* TASK DIRECTIONS
Copy out all the lines in the records that include the word "display".

* INFORMATION SUPPLIED
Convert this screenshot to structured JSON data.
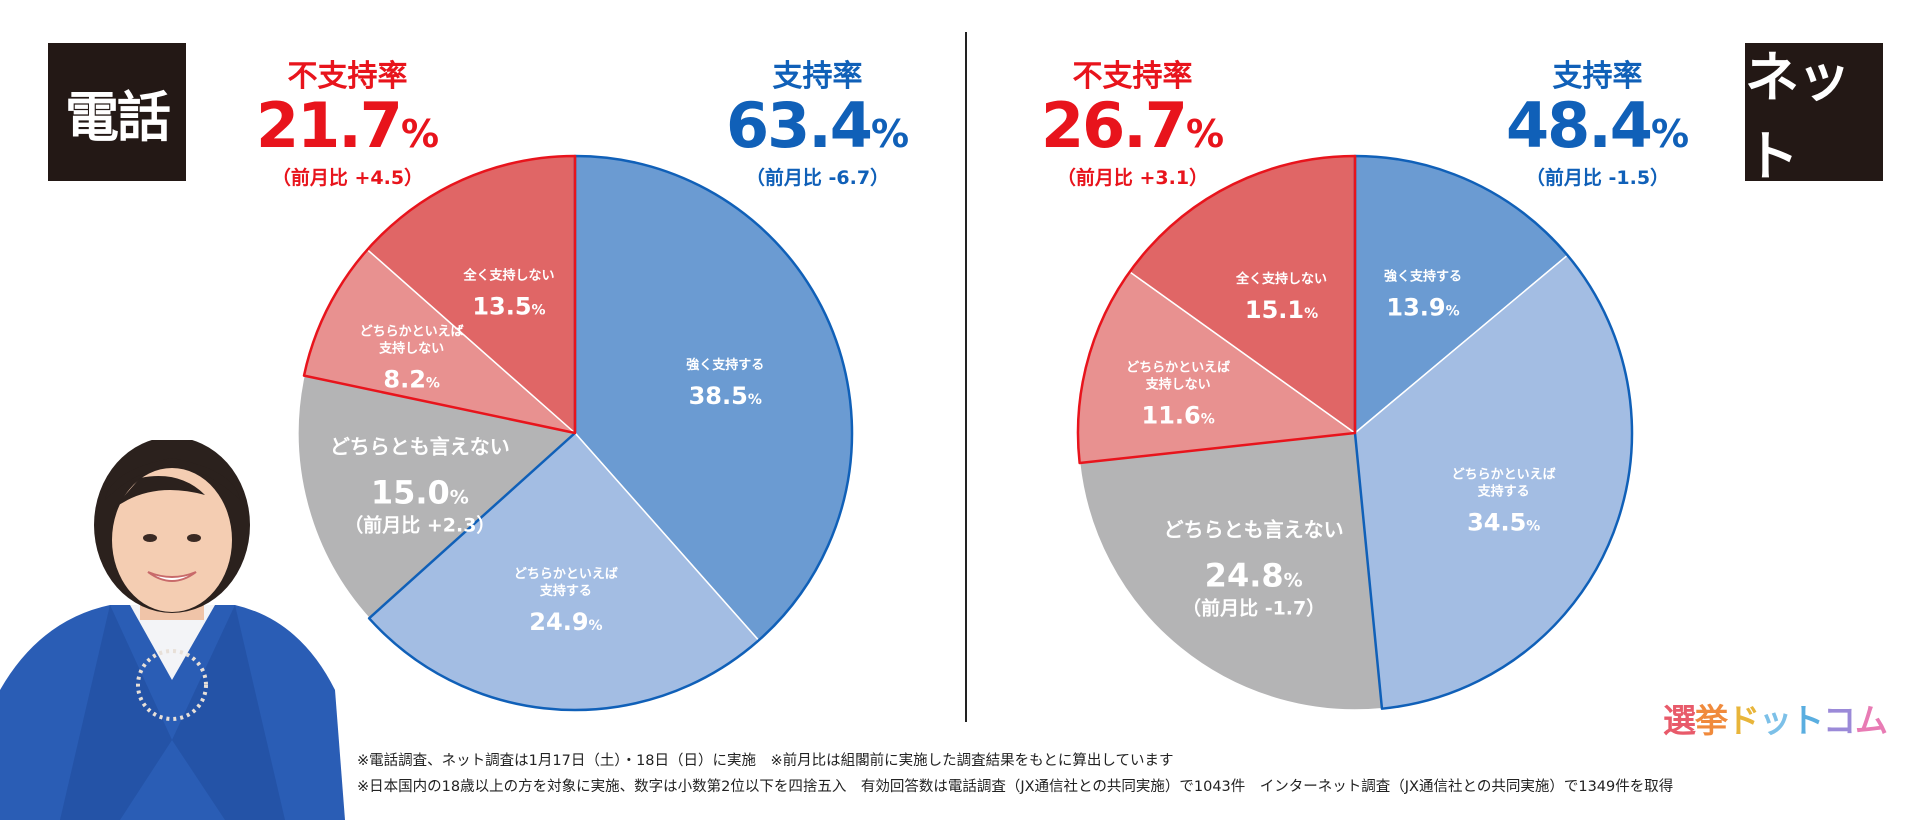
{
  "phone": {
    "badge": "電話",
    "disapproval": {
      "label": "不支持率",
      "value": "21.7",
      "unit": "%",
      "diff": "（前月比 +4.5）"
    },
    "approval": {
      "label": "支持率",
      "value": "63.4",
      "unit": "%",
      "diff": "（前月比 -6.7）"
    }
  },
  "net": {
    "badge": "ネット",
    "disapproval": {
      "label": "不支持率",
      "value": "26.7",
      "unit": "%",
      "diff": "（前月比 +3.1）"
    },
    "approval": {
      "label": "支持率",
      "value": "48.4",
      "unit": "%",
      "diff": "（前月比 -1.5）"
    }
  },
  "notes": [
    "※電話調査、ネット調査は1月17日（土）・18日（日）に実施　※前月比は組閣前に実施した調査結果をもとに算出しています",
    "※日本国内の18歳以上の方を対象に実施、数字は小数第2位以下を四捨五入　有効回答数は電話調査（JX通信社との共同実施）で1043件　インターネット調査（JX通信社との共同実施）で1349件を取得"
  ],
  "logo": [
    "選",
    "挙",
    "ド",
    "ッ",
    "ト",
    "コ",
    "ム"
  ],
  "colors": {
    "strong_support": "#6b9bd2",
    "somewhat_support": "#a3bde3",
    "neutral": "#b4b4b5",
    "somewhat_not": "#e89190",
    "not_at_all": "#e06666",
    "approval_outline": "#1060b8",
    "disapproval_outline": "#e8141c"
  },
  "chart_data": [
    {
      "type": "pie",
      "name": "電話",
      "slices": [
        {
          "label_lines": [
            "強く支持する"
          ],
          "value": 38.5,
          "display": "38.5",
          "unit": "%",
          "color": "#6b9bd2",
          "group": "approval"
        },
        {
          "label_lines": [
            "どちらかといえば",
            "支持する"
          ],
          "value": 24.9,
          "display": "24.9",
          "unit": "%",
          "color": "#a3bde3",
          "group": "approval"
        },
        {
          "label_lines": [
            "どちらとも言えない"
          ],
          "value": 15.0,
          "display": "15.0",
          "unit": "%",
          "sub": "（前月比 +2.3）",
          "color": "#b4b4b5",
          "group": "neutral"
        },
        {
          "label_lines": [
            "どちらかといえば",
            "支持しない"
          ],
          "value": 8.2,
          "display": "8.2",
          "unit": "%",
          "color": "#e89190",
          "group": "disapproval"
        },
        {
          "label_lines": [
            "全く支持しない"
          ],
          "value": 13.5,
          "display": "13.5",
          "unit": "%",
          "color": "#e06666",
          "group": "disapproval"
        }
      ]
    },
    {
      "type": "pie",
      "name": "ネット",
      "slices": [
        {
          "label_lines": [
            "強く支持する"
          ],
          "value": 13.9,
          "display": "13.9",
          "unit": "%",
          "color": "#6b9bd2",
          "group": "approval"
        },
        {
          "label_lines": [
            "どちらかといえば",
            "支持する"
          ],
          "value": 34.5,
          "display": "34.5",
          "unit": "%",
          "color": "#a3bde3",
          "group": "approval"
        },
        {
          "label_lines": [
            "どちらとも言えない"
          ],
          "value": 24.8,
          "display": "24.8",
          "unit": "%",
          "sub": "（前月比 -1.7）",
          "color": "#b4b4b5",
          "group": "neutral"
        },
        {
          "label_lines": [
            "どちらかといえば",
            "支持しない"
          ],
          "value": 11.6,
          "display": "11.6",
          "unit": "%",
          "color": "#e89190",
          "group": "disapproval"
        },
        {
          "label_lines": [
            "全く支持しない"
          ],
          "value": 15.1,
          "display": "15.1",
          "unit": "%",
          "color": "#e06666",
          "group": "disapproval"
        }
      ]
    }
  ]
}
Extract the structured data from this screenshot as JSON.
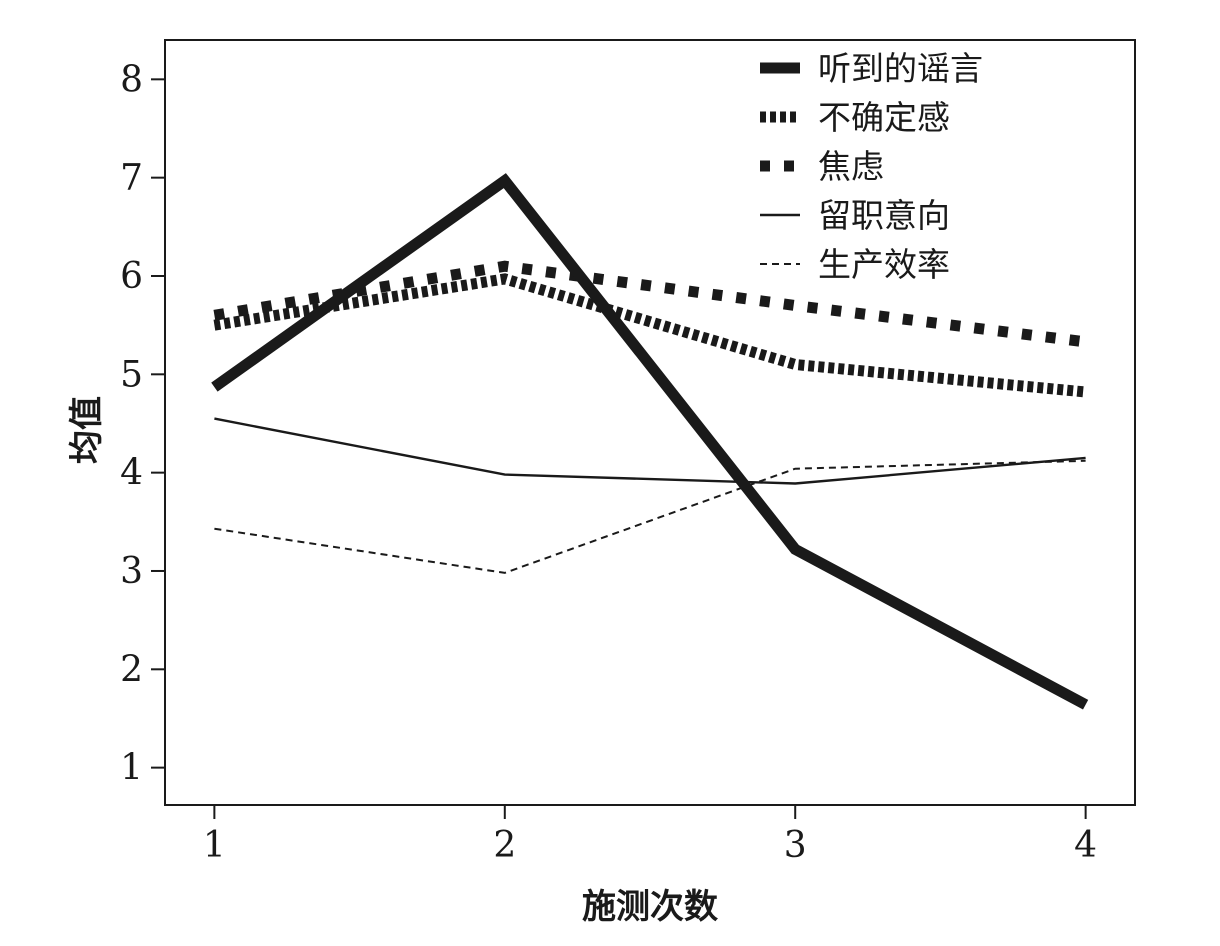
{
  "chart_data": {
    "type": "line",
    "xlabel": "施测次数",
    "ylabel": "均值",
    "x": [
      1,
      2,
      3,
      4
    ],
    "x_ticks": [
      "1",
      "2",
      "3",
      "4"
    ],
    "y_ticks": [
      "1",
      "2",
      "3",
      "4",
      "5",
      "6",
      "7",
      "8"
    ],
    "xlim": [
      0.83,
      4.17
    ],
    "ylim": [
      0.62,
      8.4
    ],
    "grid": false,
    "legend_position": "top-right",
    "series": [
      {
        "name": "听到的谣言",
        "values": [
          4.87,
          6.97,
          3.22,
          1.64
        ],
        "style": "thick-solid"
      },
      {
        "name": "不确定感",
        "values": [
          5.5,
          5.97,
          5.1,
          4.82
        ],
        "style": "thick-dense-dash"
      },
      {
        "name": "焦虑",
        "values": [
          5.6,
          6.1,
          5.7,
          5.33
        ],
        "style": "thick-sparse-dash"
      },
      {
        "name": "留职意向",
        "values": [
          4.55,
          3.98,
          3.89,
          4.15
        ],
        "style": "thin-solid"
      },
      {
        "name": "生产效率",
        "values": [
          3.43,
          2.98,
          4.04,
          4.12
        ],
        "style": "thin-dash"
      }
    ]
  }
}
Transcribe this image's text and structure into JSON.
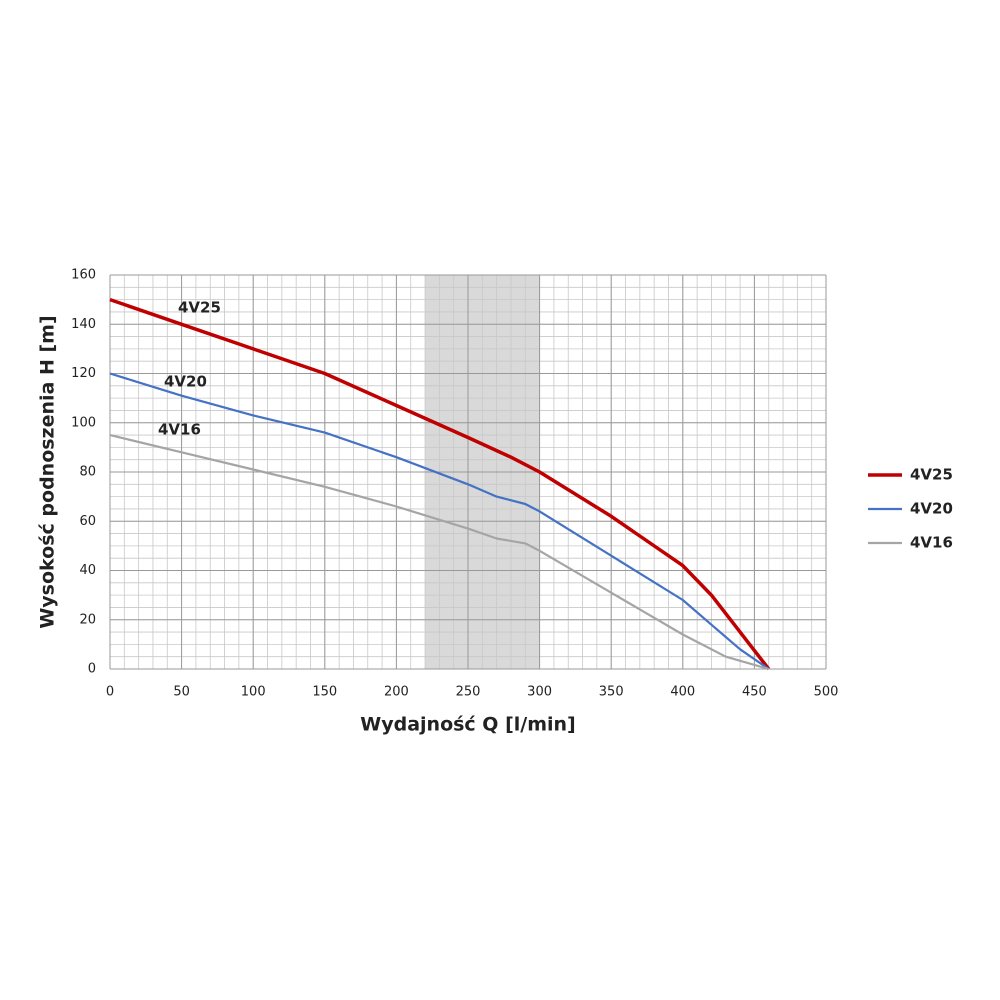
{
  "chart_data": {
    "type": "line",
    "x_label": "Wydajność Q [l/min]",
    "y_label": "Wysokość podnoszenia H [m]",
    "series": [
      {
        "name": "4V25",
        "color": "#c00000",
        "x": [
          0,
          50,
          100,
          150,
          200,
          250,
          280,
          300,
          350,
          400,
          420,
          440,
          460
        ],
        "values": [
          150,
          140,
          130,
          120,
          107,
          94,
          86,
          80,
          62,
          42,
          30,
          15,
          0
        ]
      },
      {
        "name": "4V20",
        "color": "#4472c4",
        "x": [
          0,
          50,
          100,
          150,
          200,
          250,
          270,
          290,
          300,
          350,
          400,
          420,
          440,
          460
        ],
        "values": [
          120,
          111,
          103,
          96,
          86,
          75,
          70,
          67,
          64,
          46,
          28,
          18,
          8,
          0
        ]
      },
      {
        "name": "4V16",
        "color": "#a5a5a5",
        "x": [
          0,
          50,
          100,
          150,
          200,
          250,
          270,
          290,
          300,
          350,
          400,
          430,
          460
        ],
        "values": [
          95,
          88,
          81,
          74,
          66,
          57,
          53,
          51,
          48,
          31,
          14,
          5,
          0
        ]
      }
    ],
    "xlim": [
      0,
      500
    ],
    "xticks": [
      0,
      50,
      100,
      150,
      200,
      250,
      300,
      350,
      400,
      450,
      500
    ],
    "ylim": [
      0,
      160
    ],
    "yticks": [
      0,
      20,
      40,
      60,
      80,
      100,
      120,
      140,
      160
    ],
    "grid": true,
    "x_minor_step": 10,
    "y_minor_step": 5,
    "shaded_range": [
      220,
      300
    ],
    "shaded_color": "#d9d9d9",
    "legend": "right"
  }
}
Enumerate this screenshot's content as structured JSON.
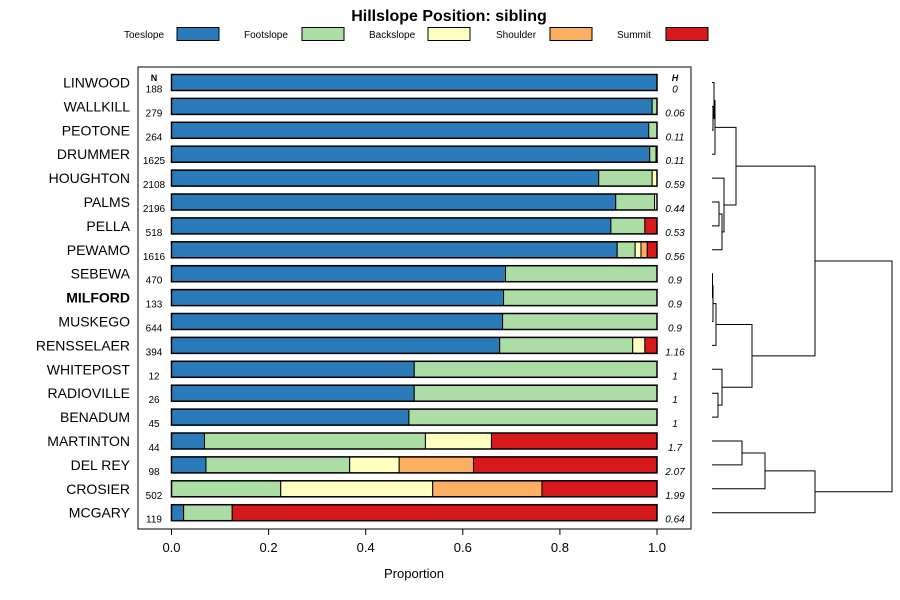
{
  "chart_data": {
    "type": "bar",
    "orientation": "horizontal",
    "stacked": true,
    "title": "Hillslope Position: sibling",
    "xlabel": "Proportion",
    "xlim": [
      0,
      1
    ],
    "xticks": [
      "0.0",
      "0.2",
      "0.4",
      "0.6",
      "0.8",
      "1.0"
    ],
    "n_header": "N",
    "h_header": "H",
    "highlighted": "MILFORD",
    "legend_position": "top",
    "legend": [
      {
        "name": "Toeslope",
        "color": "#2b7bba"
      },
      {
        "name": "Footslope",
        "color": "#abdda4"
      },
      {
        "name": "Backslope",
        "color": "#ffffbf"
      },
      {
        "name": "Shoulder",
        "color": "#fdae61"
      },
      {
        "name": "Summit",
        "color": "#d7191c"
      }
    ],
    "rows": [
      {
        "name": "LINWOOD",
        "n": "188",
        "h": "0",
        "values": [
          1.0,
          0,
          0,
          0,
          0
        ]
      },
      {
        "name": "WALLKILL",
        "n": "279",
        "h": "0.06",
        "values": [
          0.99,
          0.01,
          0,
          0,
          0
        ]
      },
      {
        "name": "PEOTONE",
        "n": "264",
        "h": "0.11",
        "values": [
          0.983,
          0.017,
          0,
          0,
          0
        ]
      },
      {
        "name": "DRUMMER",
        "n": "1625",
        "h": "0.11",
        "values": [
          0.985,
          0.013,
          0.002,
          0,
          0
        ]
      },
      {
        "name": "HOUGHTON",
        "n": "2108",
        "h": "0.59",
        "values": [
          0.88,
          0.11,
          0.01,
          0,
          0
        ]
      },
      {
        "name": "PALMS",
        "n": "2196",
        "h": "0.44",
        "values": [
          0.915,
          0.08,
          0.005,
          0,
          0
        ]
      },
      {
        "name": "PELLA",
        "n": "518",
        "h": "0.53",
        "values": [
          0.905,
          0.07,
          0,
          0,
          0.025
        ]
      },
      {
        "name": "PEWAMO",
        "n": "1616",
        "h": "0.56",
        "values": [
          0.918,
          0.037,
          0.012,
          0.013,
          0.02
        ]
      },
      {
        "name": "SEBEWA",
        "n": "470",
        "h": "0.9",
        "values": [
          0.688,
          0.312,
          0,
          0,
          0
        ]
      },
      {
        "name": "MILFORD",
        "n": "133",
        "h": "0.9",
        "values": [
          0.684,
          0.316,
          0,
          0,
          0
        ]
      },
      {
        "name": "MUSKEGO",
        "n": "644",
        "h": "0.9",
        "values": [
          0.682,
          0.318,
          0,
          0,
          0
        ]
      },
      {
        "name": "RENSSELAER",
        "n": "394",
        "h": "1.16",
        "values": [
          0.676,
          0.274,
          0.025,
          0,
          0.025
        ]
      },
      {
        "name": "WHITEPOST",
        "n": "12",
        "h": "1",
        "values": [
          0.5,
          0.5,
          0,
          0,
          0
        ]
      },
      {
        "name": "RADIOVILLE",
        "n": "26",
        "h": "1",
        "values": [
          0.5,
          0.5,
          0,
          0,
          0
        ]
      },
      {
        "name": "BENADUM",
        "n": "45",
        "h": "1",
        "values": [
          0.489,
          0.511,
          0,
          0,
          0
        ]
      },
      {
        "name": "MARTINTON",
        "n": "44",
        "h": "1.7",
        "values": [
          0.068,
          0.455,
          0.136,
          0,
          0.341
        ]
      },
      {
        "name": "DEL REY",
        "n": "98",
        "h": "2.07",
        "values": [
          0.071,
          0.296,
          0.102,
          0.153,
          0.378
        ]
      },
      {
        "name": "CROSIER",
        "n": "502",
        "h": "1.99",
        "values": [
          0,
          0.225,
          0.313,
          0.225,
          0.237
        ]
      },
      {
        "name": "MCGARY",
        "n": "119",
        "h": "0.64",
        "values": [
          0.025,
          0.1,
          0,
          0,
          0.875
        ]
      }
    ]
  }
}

* THE REPLY
          "display": "38.5",
          "display": "24.9",
          "display": "15.0",
          "display": "8.2",
          "display": "13.5",
          "display": "13.9",
          "display": "34.5",
          "display": "24.8",
          "display": "11.6",
          "display": "15.1",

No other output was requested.